> _Problem statement_
Reply with one number only: the count of lines below that contain the word "name".

> _Raw records_
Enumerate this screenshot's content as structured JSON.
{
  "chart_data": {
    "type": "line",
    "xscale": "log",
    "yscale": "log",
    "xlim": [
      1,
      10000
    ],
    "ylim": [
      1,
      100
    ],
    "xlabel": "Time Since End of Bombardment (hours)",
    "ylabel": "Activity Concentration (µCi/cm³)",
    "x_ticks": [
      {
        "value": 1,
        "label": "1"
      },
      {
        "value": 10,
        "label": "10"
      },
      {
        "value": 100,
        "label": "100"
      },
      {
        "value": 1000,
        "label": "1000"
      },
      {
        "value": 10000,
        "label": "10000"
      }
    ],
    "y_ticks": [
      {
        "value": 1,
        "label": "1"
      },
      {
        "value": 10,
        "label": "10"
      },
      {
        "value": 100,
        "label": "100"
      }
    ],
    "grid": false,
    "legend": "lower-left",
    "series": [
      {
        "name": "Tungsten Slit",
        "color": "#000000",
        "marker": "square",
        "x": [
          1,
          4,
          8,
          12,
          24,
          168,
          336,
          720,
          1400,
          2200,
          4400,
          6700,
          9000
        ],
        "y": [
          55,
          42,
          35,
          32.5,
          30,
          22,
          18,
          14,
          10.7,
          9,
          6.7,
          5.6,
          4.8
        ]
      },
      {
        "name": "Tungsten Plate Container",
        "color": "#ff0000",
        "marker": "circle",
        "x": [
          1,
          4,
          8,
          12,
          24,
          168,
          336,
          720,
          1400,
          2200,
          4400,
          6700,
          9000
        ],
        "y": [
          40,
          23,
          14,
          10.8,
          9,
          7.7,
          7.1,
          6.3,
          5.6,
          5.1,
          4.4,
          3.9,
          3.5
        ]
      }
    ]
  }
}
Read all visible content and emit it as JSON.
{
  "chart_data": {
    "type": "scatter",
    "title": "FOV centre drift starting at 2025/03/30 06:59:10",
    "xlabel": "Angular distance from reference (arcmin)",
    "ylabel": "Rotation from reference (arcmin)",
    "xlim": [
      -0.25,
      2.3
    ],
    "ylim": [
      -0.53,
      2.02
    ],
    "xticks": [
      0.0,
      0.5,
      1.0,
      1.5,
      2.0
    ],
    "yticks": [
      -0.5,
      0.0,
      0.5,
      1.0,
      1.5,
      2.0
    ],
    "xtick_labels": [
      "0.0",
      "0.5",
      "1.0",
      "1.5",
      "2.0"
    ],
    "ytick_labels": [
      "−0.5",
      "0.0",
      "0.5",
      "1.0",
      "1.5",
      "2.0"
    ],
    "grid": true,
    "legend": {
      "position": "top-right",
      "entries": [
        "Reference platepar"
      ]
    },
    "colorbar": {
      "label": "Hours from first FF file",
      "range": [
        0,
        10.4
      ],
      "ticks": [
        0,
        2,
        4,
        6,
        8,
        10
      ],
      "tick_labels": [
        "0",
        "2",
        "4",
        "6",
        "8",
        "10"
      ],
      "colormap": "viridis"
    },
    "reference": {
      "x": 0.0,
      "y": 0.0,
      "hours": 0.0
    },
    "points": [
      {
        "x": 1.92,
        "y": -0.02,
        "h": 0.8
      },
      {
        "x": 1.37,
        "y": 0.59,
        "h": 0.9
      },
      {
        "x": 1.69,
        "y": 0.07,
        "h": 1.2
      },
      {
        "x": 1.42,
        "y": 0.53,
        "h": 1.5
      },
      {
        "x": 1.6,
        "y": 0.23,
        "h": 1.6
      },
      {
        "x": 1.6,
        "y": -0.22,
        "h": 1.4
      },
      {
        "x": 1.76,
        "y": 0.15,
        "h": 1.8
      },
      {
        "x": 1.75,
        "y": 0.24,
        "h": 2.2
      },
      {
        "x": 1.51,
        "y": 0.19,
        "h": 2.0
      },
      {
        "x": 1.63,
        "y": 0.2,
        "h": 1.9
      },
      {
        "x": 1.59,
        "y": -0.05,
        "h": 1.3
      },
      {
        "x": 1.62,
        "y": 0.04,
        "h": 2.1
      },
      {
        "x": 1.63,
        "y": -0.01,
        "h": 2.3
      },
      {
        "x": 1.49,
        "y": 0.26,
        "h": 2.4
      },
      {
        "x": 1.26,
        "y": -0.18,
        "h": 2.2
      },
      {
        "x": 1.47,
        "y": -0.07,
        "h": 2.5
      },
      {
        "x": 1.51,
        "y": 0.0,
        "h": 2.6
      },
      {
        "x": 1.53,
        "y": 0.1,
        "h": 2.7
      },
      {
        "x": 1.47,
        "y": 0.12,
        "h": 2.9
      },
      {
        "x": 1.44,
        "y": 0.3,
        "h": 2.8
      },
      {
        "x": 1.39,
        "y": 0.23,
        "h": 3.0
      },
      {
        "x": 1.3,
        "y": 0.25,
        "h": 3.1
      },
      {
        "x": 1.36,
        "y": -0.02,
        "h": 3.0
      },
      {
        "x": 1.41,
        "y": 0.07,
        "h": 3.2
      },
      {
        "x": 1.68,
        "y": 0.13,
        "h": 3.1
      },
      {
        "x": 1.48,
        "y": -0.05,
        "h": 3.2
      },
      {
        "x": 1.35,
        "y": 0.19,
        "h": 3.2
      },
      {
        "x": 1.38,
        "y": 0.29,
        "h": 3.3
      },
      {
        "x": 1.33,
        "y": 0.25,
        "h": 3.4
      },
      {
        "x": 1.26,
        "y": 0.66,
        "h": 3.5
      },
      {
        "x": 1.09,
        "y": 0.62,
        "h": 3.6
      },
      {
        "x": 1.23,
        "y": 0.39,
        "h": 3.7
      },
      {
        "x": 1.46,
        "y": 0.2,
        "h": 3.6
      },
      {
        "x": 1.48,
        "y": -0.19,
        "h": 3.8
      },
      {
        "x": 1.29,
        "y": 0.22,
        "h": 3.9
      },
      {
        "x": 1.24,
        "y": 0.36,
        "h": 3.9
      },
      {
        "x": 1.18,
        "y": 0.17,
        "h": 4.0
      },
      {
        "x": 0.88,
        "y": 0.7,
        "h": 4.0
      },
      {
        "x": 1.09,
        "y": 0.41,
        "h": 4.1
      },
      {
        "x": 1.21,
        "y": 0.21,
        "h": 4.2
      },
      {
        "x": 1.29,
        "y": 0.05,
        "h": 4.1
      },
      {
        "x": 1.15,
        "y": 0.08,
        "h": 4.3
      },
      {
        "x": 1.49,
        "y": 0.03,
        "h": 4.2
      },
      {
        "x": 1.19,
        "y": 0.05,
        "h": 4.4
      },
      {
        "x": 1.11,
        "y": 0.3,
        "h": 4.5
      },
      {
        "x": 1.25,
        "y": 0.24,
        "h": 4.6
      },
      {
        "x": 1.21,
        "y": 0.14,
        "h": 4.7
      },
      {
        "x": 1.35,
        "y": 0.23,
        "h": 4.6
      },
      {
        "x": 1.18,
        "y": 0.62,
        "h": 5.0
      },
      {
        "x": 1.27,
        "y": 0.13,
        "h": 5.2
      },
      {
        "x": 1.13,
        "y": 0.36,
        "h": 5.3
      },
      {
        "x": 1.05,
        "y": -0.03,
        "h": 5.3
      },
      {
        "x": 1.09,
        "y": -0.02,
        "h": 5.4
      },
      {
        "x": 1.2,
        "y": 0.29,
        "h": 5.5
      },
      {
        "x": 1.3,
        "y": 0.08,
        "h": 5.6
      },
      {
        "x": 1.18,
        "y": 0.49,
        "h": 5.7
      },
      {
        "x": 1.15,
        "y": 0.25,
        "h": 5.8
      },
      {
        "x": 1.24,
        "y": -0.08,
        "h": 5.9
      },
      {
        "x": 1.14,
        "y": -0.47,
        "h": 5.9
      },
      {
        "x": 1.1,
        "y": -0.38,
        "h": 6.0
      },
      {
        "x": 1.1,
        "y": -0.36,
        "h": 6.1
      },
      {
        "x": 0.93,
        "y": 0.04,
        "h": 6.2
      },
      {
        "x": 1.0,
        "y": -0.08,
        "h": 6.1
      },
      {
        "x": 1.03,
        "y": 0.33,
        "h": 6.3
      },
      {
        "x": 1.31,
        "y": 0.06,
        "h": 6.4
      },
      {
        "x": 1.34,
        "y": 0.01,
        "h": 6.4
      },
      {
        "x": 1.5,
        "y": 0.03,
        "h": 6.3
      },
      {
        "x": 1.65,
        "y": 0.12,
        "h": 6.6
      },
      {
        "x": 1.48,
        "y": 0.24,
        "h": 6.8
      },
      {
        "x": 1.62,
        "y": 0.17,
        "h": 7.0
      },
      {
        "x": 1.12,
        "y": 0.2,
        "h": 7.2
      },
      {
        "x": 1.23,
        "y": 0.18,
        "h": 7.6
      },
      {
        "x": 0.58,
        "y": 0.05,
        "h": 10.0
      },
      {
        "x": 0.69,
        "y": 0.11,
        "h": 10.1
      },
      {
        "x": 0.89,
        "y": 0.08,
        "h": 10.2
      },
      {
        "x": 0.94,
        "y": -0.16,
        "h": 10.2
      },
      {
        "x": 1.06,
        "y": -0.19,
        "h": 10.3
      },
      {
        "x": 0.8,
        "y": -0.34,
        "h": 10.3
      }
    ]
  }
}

> _Response for this exercise_
2